La police judiciaire de Rouen a ouvert une enquête pour déterminer les "causes des blessures graves", selon le procureur. Les tests d'alcoolémie et de dépistage de stupéfiants du conducteur du train se sont révélés "tous négatifs".
Au moins 44 personnes ont été blessées, dont une grièvement, après le déraillement vendredi d’un train transportant 186 passagers dans le nord de la France, ont indiqué les autorités.
Le ministre des Transports, Philippe Tabarot, a indiqué sur X que le train assurait la liaison entre Rouen et Caen, en Normandie.
Un plan Orsec "nombreuses victimes" a été déclenché, mobilisant 130 pompiers, cinq équipes médicales et 80 véhicules, a fait savoir la préfecture.
Les autorités ont précisé dans un communiqué que l’accident s’était produit vers 19 h 30.
"D'un seul coup sont venues quelques secousses, puis au bout de trois secondes, c'est devenu de plus en plus fort", a raconté aux médias locaux l’un des passagers, Louis, 24 ans. "Je ne tenais plus sur mon siège (...) Les vitres ont partiellement explosé, les cailloux de la voie sont rentrés dans le wagon", poursuit-il.

* TÂCHES À RÉALISER *
**A.** D'après l'extrait sur le déraillement du train, combien de pompiers le plan Orsec a-t-il mobilisés ?
**B.** Reprenez l'extrait sur le déraillement du train et prolongez-le à partir de sa dernière phrase.

* LIGNES FOURNIES *
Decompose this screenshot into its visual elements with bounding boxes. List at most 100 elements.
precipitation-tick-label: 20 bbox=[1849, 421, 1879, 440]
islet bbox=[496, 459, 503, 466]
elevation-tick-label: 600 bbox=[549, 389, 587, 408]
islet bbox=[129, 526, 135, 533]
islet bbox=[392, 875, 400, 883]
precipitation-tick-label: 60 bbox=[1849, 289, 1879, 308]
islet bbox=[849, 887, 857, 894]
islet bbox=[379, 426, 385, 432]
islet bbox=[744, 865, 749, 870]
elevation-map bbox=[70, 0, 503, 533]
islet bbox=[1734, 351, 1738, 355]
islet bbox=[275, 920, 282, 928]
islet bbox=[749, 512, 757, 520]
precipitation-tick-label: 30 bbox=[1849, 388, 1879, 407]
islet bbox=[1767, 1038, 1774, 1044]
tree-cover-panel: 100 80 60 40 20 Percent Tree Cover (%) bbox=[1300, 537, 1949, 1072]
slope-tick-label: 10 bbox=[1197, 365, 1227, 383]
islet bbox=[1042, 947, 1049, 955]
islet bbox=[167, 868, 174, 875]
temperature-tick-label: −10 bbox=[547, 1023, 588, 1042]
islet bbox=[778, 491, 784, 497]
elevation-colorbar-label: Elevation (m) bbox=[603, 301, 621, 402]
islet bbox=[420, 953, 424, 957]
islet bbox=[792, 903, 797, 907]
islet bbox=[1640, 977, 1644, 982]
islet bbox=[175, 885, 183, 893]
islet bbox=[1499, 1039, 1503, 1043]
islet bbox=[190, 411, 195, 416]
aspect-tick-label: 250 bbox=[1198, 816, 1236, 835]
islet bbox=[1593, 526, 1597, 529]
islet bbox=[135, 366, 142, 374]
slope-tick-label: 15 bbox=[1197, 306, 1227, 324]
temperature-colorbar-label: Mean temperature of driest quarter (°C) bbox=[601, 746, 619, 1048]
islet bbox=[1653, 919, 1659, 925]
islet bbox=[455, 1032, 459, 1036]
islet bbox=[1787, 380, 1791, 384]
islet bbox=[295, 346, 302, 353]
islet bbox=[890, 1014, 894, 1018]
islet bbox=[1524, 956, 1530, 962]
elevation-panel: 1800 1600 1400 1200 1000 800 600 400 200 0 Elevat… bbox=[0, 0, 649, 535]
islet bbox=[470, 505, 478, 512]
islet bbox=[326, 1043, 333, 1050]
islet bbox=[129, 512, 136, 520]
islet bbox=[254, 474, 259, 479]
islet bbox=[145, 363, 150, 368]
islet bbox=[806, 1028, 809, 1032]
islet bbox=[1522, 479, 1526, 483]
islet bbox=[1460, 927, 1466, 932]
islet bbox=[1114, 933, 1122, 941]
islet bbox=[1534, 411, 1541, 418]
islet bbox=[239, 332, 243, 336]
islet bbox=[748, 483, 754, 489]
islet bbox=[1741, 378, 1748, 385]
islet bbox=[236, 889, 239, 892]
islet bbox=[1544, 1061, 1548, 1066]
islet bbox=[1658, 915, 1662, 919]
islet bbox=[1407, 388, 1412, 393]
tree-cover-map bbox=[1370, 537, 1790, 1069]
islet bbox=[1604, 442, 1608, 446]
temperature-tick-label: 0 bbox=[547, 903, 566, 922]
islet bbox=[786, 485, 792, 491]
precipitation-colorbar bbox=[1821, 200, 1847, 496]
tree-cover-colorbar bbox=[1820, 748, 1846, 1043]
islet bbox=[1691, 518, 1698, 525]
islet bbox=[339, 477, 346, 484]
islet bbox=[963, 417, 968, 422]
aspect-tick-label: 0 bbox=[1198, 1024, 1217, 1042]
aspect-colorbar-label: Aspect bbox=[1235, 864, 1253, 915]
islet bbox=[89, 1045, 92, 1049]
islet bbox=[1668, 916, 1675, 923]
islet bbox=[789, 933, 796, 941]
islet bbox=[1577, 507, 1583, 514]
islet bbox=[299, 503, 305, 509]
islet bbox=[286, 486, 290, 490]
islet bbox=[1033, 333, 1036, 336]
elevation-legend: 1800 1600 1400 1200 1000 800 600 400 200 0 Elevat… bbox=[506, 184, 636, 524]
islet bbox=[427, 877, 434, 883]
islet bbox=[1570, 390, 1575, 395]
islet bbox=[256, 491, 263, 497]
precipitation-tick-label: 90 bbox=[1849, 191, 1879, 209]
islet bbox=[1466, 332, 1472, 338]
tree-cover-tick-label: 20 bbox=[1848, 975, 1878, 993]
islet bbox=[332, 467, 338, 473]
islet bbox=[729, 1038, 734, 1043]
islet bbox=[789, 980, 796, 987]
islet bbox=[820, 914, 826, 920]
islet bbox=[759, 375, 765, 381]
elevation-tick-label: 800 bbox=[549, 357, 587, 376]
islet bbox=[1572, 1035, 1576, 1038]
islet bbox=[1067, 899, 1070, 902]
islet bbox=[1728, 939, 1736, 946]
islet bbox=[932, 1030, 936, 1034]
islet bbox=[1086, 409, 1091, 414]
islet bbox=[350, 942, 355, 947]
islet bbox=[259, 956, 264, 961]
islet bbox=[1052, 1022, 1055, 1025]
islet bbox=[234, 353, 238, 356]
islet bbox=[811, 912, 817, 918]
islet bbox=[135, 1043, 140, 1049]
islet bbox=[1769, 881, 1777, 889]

* RÉPONSES PAR TÂCHE *
**A.** 130 pompiers.

**B.**
Quarante-quatre passagers ont été blessés, tandis qu’une jeune femme de 18 ans a été évacuée "en urgence absolue", selon le procureur de Rouen, Sébastien Gallois. Les tests d’alcoolémie et de dépistage de stupéfiants pratiqués sur le conducteur du train se sont révélés négatifs.
Le groupe SNCF a de son côté exprimé "toute sa solidarité envers les voyageurs blessés et leurs proches, ainsi que l'ensemble du personnel SNCF mobilisé sur place".
En parallèle de l’enquête menée par la police judiciaire de Rouen, une enquête interne "est ouverte pour établir les circonstances exactes de cet accident, à laquelle la SNCF apportera tout son concours en toute transparence", a ajouté l'opérateur ferroviaire.
Selon ICI Normandie, qui cite SNCF Réseau, une réunion doit se tenir samedi matin pour évoquer les futures opérations de relevage, une fois que l’enquête permettra leur lancement.